PROBLEM STATEMENT: Return the material below in full and exactly.

>> Start AVAILABLE DATA

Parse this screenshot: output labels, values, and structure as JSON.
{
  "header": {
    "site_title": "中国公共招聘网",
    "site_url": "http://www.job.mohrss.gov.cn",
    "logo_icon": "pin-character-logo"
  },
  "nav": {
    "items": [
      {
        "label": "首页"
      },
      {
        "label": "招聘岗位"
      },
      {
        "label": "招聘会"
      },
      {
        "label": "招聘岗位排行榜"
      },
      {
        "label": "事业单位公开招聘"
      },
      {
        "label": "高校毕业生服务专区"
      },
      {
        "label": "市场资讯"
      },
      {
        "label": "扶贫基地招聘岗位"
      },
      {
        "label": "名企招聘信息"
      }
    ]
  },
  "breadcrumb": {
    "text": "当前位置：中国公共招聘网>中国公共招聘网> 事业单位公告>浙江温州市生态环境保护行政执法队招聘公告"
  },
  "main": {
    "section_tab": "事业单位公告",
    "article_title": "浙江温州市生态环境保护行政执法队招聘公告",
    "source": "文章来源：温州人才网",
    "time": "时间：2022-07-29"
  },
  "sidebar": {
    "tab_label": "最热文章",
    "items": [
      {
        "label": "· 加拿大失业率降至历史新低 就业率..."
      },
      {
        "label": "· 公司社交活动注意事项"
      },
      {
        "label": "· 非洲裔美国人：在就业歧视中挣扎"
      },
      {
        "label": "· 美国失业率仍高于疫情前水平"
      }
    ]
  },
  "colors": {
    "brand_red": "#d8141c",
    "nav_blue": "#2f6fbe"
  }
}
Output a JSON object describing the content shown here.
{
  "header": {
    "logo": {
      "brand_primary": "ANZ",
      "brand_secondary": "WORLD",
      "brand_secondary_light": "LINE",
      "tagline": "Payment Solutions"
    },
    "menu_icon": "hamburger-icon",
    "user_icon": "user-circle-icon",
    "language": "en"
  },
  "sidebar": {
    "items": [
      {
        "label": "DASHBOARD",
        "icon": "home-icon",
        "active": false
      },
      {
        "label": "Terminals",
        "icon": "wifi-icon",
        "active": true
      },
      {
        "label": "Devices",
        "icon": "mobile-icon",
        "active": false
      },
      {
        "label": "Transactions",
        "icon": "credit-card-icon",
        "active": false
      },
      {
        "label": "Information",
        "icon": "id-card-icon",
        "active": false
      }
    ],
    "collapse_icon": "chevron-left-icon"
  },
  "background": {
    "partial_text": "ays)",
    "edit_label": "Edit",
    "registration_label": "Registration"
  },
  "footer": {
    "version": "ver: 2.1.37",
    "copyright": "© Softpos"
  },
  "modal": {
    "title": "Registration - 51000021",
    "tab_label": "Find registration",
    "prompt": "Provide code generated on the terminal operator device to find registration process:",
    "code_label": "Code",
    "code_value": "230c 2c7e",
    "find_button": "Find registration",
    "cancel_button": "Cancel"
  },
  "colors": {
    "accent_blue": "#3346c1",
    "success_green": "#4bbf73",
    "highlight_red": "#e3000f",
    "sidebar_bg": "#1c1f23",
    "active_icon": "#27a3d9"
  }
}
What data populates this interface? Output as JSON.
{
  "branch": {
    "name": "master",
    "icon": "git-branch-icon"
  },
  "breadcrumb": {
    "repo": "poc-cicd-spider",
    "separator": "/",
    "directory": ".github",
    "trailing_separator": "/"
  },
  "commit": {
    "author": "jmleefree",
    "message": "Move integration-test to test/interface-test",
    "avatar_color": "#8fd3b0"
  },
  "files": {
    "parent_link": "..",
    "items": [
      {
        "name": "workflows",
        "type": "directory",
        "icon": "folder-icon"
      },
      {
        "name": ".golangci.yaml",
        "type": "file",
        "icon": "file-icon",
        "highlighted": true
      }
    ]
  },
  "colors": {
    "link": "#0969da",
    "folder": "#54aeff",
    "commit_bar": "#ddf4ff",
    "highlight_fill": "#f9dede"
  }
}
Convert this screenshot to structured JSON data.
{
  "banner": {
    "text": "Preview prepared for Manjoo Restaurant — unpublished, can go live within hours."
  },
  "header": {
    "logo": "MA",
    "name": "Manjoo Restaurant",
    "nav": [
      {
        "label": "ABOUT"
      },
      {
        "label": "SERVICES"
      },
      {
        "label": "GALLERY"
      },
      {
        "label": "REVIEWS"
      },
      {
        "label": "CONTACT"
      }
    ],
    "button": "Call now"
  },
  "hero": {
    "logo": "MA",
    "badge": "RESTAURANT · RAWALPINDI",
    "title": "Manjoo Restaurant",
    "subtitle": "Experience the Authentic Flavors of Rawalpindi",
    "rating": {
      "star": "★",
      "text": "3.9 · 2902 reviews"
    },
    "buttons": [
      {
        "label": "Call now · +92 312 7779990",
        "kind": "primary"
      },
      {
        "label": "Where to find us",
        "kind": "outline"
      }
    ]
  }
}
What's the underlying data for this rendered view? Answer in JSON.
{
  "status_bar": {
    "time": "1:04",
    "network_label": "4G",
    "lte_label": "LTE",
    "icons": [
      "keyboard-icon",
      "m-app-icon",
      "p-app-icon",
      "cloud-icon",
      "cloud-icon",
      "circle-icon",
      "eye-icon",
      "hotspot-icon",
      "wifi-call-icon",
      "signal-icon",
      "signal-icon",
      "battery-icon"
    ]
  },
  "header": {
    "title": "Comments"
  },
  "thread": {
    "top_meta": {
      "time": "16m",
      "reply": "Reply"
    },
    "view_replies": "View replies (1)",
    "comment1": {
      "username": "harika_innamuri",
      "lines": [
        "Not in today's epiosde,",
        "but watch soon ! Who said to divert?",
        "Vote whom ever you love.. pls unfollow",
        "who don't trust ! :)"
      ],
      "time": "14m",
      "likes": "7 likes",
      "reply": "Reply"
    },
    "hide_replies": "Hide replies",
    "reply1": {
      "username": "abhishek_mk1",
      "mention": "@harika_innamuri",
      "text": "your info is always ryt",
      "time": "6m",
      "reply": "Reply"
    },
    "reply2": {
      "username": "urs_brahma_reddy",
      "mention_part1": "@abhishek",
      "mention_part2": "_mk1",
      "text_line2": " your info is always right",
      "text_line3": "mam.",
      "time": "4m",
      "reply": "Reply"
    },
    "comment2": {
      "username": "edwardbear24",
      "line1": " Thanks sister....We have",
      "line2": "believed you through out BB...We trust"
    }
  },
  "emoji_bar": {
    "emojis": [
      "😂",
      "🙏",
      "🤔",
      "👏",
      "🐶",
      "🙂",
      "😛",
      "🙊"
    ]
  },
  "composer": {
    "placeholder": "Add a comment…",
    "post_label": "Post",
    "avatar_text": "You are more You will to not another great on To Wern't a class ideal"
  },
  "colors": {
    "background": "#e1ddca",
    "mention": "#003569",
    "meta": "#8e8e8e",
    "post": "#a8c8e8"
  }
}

>> End AVAILABLE DATA

REPLY TO THE TASK:
Parse this screenshot: output labels, values, and structure as JSON.
{
  "header": {
    "site_title": "中国公共招聘网",
    "site_url": "http://www.job.mohrss.gov.cn",
    "logo_icon": "pin-character-logo"
  },
  "nav": {
    "items": [
      {
        "label": "首页"
      },
      {
        "label": "招聘岗位"
      },
      {
        "label": "招聘会"
      },
      {
        "label": "招聘岗位排行榜"
      },
      {
        "label": "事业单位公开招聘"
      },
      {
        "label": "高校毕业生服务专区"
      },
      {
        "label": "市场资讯"
      },
      {
        "label": "扶贫基地招聘岗位"
      },
      {
        "label": "名企招聘信息"
      }
    ]
  },
  "breadcrumb": {
    "text": "当前位置：中国公共招聘网>中国公共招聘网> 事业单位公告>浙江温州市生态环境保护行政执法队招聘公告"
  },
  "main": {
    "section_tab": "事业单位公告",
    "article_title": "浙江温州市生态环境保护行政执法队招聘公告",
    "source": "文章来源：温州人才网",
    "time": "时间：2022-07-29"
  },
  "sidebar": {
    "tab_label": "最热文章",
    "items": [
      {
        "label": "· 加拿大失业率降至历史新低 就业率..."
      },
      {
        "label": "· 公司社交活动注意事项"
      },
      {
        "label": "· 非洲裔美国人：在就业歧视中挣扎"
      },
      {
        "label": "· 美国失业率仍高于疫情前水平"
      }
    ]
  },
  "colors": {
    "brand_red": "#d8141c",
    "nav_blue": "#2f6fbe"
  }
}
Output a JSON object describing the content shown here.
{
  "header": {
    "logo": {
      "brand_primary": "ANZ",
      "brand_secondary": "WORLD",
      "brand_secondary_light": "LINE",
      "tagline": "Payment Solutions"
    },
    "menu_icon": "hamburger-icon",
    "user_icon": "user-circle-icon",
    "language": "en"
  },
  "sidebar": {
    "items": [
      {
        "label": "DASHBOARD",
        "icon": "home-icon",
        "active": false
      },
      {
        "label": "Terminals",
        "icon": "wifi-icon",
        "active": true
      },
      {
        "label": "Devices",
        "icon": "mobile-icon",
        "active": false
      },
      {
        "label": "Transactions",
        "icon": "credit-card-icon",
        "active": false
      },
      {
        "label": "Information",
        "icon": "id-card-icon",
        "active": false
      }
    ],
    "collapse_icon": "chevron-left-icon"
  },
  "background": {
    "partial_text": "ays)",
    "edit_label": "Edit",
    "registration_label": "Registration"
  },
  "footer": {
    "version": "ver: 2.1.37",
    "copyright": "© Softpos"
  },
  "modal": {
    "title": "Registration - 51000021",
    "tab_label": "Find registration",
    "prompt": "Provide code generated on the terminal operator device to find registration process:",
    "code_label": "Code",
    "code_value": "230c 2c7e",
    "find_button": "Find registration",
    "cancel_button": "Cancel"
  },
  "colors": {
    "accent_blue": "#3346c1",
    "success_green": "#4bbf73",
    "highlight_red": "#e3000f",
    "sidebar_bg": "#1c1f23",
    "active_icon": "#27a3d9"
  }
}
What data populates this interface? Output as JSON.
{
  "branch": {
    "name": "master",
    "icon": "git-branch-icon"
  },
  "breadcrumb": {
    "repo": "poc-cicd-spider",
    "separator": "/",
    "directory": ".github",
    "trailing_separator": "/"
  },
  "commit": {
    "author": "jmleefree",
    "message": "Move integration-test to test/interface-test",
    "avatar_color": "#8fd3b0"
  },
  "files": {
    "parent_link": "..",
    "items": [
      {
        "name": "workflows",
        "type": "directory",
        "icon": "folder-icon"
      },
      {
        "name": ".golangci.yaml",
        "type": "file",
        "icon": "file-icon",
        "highlighted": true
      }
    ]
  },
  "colors": {
    "link": "#0969da",
    "folder": "#54aeff",
    "commit_bar": "#ddf4ff",
    "highlight_fill": "#f9dede"
  }
}
Convert this screenshot to structured JSON data.
{
  "banner": {
    "text": "Preview prepared for Manjoo Restaurant — unpublished, can go live within hours."
  },
  "header": {
    "logo": "MA",
    "name": "Manjoo Restaurant",
    "nav": [
      {
        "label": "ABOUT"
      },
      {
        "label": "SERVICES"
      },
      {
        "label": "GALLERY"
      },
      {
        "label": "REVIEWS"
      },
      {
        "label": "CONTACT"
      }
    ],
    "button": "Call now"
  },
  "hero": {
    "logo": "MA",
    "badge": "RESTAURANT · RAWALPINDI",
    "title": "Manjoo Restaurant",
    "subtitle": "Experience the Authentic Flavors of Rawalpindi",
    "rating": {
      "star": "★",
      "text": "3.9 · 2902 reviews"
    },
    "buttons": [
      {
        "label": "Call now · +92 312 7779990",
        "kind": "primary"
      },
      {
        "label": "Where to find us",
        "kind": "outline"
      }
    ]
  }
}
What's the underlying data for this rendered view? Answer in JSON.
{
  "status_bar": {
    "time": "1:04",
    "network_label": "4G",
    "lte_label": "LTE",
    "icons": [
      "keyboard-icon",
      "m-app-icon",
      "p-app-icon",
      "cloud-icon",
      "cloud-icon",
      "circle-icon",
      "eye-icon",
      "hotspot-icon",
      "wifi-call-icon",
      "signal-icon",
      "signal-icon",
      "battery-icon"
    ]
  },
  "header": {
    "title": "Comments"
  },
  "thread": {
    "top_meta": {
      "time": "16m",
      "reply": "Reply"
    },
    "view_replies": "View replies (1)",
    "comment1": {
      "username": "harika_innamuri",
      "lines": [
        "Not in today's epiosde,",
        "but watch soon ! Who said to divert?",
        "Vote whom ever you love.. pls unfollow",
        "who don't trust ! :)"
      ],
      "time": "14m",
      "likes": "7 likes",
      "reply": "Reply"
    },
    "hide_replies": "Hide replies",
    "reply1": {
      "username": "abhishek_mk1",
      "mention": "@harika_innamuri",
      "text": "your info is always ryt",
      "time": "6m",
      "reply": "Reply"
    },
    "reply2": {
      "username": "urs_brahma_reddy",
      "mention_part1": "@abhishek",
      "mention_part2": "_mk1",
      "text_line2": " your info is always right",
      "text_line3": "mam.",
      "time": "4m",
      "reply": "Reply"
    },
    "comment2": {
      "username": "edwardbear24",
      "line1": " Thanks sister....We have",
      "line2": "believed you through out BB...We trust"
    }
  },
  "emoji_bar": {
    "emojis": [
      "😂",
      "🙏",
      "🤔",
      "👏",
      "🐶",
      "🙂",
      "😛",
      "🙊"
    ]
  },
  "composer": {
    "placeholder": "Add a comment…",
    "post_label": "Post",
    "avatar_text": "You are more You will to not another great on To Wern't a class ideal"
  },
  "colors": {
    "background": "#e1ddca",
    "mention": "#003569",
    "meta": "#8e8e8e",
    "post": "#a8c8e8"
  }
}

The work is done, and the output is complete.